| Material for this task |
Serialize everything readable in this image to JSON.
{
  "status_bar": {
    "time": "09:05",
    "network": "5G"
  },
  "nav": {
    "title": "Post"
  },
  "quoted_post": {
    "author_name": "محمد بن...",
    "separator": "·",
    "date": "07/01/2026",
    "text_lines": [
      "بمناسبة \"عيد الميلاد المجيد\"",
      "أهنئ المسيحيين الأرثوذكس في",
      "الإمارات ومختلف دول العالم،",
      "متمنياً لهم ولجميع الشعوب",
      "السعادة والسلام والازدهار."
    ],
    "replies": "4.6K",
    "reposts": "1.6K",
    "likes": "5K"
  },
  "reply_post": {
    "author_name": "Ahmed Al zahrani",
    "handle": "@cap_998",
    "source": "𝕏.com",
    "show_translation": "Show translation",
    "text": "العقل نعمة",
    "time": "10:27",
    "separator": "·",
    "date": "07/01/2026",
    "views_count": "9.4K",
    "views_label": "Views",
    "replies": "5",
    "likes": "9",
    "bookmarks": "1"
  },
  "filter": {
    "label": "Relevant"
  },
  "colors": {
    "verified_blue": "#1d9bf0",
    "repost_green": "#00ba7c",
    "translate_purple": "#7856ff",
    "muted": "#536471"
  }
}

| Directions |
Your task is to retype all of the records exactly.

| Response |
Serialize everything readable in this image to JSON.
{
  "status_bar": {
    "time": "09:05",
    "network": "5G"
  },
  "nav": {
    "title": "Post"
  },
  "quoted_post": {
    "author_name": "محمد بن...",
    "separator": "·",
    "date": "07/01/2026",
    "text_lines": [
      "بمناسبة \"عيد الميلاد المجيد\"",
      "أهنئ المسيحيين الأرثوذكس في",
      "الإمارات ومختلف دول العالم،",
      "متمنياً لهم ولجميع الشعوب",
      "السعادة والسلام والازدهار."
    ],
    "replies": "4.6K",
    "reposts": "1.6K",
    "likes": "5K"
  },
  "reply_post": {
    "author_name": "Ahmed Al zahrani",
    "handle": "@cap_998",
    "source": "𝕏.com",
    "show_translation": "Show translation",
    "text": "العقل نعمة",
    "time": "10:27",
    "separator": "·",
    "date": "07/01/2026",
    "views_count": "9.4K",
    "views_label": "Views",
    "replies": "5",
    "likes": "9",
    "bookmarks": "1"
  },
  "filter": {
    "label": "Relevant"
  },
  "colors": {
    "verified_blue": "#1d9bf0",
    "repost_green": "#00ba7c",
    "translate_purple": "#7856ff",
    "muted": "#536471"
  }
}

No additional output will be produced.